[Start of section]
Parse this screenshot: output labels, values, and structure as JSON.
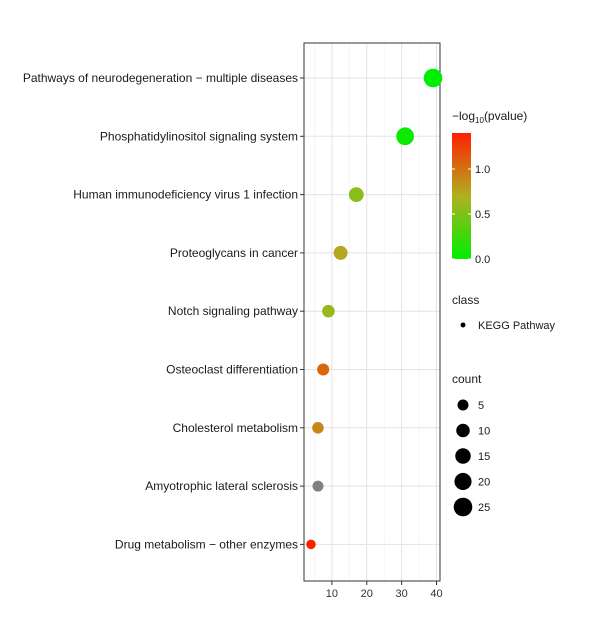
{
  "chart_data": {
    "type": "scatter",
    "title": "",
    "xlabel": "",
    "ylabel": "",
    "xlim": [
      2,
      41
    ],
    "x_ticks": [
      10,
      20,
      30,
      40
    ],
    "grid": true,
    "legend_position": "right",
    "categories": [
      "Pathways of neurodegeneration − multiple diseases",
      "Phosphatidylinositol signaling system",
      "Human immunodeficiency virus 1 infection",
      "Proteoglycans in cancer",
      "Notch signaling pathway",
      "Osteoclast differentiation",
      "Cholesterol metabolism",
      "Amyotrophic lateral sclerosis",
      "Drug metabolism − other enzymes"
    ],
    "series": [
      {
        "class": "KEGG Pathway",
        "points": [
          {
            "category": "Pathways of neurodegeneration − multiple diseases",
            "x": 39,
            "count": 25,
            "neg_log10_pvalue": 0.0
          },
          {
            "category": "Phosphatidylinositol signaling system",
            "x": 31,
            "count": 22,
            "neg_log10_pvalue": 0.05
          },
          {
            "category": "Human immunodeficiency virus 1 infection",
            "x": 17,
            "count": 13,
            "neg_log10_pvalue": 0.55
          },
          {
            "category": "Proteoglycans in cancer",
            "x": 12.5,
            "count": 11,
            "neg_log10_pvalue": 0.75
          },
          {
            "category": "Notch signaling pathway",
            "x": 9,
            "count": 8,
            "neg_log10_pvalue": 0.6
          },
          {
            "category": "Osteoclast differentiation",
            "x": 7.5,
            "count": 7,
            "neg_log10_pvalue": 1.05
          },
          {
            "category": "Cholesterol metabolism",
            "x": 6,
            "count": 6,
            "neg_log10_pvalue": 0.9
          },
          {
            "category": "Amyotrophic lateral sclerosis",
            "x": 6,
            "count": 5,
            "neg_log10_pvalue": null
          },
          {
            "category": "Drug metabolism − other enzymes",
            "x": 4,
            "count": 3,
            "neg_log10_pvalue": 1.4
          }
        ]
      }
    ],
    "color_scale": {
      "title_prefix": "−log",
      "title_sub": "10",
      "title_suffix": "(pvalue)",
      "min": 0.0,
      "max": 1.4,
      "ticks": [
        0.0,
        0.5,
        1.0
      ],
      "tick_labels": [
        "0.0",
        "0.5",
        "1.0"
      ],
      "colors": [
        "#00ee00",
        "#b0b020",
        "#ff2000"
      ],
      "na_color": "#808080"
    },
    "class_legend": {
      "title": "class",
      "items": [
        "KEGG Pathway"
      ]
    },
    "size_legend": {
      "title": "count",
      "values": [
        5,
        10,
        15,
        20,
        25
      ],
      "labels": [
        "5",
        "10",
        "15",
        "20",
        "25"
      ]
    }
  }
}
[End of section]
[Start of section]
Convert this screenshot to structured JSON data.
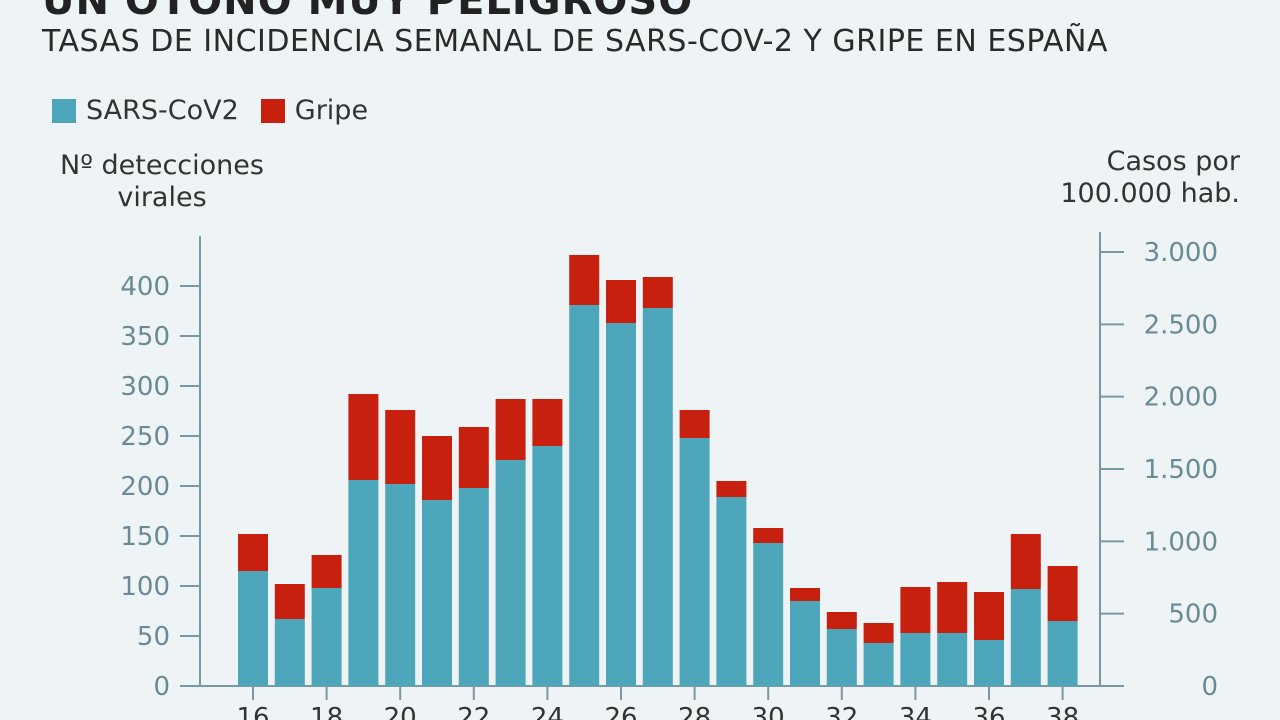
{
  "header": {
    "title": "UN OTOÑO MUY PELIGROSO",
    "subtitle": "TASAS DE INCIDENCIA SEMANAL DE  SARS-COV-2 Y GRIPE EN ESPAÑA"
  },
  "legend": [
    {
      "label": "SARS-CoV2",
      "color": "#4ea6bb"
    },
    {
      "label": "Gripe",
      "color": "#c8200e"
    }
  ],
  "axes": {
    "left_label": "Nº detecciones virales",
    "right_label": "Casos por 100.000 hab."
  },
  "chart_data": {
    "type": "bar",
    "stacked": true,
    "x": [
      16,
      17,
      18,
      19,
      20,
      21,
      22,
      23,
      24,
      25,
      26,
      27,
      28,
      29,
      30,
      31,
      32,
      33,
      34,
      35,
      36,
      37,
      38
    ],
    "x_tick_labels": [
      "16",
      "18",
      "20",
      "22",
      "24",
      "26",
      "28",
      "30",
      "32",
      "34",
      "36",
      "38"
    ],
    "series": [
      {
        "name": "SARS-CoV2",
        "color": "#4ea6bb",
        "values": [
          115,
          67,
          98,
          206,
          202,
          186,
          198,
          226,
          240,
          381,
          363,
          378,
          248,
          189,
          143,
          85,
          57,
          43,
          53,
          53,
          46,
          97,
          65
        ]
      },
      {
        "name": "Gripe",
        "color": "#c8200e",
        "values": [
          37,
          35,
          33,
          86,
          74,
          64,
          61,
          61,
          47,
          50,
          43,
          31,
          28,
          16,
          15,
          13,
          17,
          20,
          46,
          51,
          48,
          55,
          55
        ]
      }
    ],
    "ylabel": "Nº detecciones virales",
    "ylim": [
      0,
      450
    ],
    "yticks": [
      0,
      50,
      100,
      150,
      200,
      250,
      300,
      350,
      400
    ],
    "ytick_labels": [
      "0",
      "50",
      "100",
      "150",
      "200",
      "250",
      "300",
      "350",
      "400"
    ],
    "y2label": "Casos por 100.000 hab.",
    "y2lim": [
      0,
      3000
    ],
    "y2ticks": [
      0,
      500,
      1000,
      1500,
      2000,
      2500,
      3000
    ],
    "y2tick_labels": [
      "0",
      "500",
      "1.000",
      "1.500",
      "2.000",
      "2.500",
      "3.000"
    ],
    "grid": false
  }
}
[End of section]
→ **PROBLEM DETAILS**
Respond with one number, the count of lines of the material that include "enzymes".

→ **WRITTEN ANSWER**
2